### What you are asked to do
Your task is to restate the data word for word.
++++ Excerpted data
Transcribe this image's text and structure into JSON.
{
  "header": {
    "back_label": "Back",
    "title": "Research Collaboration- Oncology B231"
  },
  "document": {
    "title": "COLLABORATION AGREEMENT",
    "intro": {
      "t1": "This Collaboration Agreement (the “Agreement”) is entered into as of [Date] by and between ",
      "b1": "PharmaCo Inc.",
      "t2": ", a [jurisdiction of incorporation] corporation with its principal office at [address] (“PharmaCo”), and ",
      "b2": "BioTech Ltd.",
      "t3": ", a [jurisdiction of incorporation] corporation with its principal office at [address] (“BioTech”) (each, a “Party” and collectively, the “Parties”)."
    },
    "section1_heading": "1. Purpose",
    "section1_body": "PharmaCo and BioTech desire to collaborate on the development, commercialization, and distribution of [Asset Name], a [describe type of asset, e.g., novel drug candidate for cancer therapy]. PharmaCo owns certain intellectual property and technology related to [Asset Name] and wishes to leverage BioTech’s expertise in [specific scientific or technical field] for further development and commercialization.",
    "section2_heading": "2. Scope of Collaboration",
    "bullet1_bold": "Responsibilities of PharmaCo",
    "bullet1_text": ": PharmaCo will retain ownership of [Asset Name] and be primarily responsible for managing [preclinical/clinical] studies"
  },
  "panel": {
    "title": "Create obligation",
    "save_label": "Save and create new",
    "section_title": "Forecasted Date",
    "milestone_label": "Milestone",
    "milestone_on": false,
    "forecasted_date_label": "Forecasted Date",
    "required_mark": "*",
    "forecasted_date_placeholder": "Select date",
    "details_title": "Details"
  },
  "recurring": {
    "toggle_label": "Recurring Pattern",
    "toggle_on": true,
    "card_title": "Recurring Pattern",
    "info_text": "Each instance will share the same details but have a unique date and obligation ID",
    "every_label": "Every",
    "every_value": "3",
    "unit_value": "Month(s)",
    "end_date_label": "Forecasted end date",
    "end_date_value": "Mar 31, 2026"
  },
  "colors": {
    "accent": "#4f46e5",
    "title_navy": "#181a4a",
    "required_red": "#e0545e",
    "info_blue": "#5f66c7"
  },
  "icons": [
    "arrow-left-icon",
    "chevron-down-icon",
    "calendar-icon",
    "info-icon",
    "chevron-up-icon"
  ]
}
++++++++
### Solution
Transcribe this image's text and structure into JSON.
{
  "header": {
    "back_label": "Back",
    "title": "Research Collaboration- Oncology B231"
  },
  "document": {
    "title": "COLLABORATION AGREEMENT",
    "intro": {
      "t1": "This Collaboration Agreement (the “Agreement”) is entered into as of [Date] by and between ",
      "b1": "PharmaCo Inc.",
      "t2": ", a [jurisdiction of incorporation] corporation with its principal office at [address] (“PharmaCo”), and ",
      "b2": "BioTech Ltd.",
      "t3": ", a [jurisdiction of incorporation] corporation with its principal office at [address] (“BioTech”) (each, a “Party” and collectively, the “Parties”)."
    },
    "section1_heading": "1. Purpose",
    "section1_body": "PharmaCo and BioTech desire to collaborate on the development, commercialization, and distribution of [Asset Name], a [describe type of asset, e.g., novel drug candidate for cancer therapy]. PharmaCo owns certain intellectual property and technology related to [Asset Name] and wishes to leverage BioTech’s expertise in [specific scientific or technical field] for further development and commercialization.",
    "section2_heading": "2. Scope of Collaboration",
    "bullet1_bold": "Responsibilities of PharmaCo",
    "bullet1_text": ": PharmaCo will retain ownership of [Asset Name] and be primarily responsible for managing [preclinical/clinical] studies"
  },
  "panel": {
    "title": "Create obligation",
    "save_label": "Save and create new",
    "section_title": "Forecasted Date",
    "milestone_label": "Milestone",
    "milestone_on": false,
    "forecasted_date_label": "Forecasted Date",
    "required_mark": "*",
    "forecasted_date_placeholder": "Select date",
    "details_title": "Details"
  },
  "recurring": {
    "toggle_label": "Recurring Pattern",
    "toggle_on": true,
    "card_title": "Recurring Pattern",
    "info_text": "Each instance will share the same details but have a unique date and obligation ID",
    "every_label": "Every",
    "every_value": "3",
    "unit_value": "Month(s)",
    "end_date_label": "Forecasted end date",
    "end_date_value": "Mar 31, 2026"
  },
  "colors": {
    "accent": "#4f46e5",
    "title_navy": "#181a4a",
    "required_red": "#e0545e",
    "info_blue": "#5f66c7"
  },
  "icons": [
    "arrow-left-icon",
    "chevron-down-icon",
    "calendar-icon",
    "info-icon",
    "chevron-up-icon"
  ]
}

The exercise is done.